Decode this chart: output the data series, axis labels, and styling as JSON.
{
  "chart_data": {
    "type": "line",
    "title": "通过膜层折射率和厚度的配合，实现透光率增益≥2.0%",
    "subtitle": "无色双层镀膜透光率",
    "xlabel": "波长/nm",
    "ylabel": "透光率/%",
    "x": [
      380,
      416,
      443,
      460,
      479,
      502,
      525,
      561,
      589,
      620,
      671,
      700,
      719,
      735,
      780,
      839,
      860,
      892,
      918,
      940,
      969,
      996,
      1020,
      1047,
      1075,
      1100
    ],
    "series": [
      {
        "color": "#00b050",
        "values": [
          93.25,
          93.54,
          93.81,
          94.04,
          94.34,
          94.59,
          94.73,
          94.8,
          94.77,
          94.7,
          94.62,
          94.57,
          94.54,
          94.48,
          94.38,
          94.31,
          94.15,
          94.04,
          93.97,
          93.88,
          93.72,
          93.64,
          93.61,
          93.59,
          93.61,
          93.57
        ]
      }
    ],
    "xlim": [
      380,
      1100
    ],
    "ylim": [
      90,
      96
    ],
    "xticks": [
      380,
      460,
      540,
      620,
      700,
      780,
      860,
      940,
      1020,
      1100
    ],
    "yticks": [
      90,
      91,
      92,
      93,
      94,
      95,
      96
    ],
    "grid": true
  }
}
....................
Transcribe all of the entries without altering anything.

Decode this chart: output the data series, axis labels, and styling as JSON.
{
  "chart_data": {
    "type": "line",
    "title": "通过膜层折射率和厚度的配合，实现透光率增益≥2.0%",
    "subtitle": "无色双层镀膜透光率",
    "xlabel": "波长/nm",
    "ylabel": "透光率/%",
    "x": [
      380,
      416,
      443,
      460,
      479,
      502,
      525,
      561,
      589,
      620,
      671,
      700,
      719,
      735,
      780,
      839,
      860,
      892,
      918,
      940,
      969,
      996,
      1020,
      1047,
      1075,
      1100
    ],
    "series": [
      {
        "color": "#00b050",
        "values": [
          93.25,
          93.54,
          93.81,
          94.04,
          94.34,
          94.59,
          94.73,
          94.8,
          94.77,
          94.7,
          94.62,
          94.57,
          94.54,
          94.48,
          94.38,
          94.31,
          94.15,
          94.04,
          93.97,
          93.88,
          93.72,
          93.64,
          93.61,
          93.59,
          93.61,
          93.57
        ]
      }
    ],
    "xlim": [
      380,
      1100
    ],
    "ylim": [
      90,
      96
    ],
    "xticks": [
      380,
      460,
      540,
      620,
      700,
      780,
      860,
      940,
      1020,
      1100
    ],
    "yticks": [
      90,
      91,
      92,
      93,
      94,
      95,
      96
    ],
    "grid": true
  }
}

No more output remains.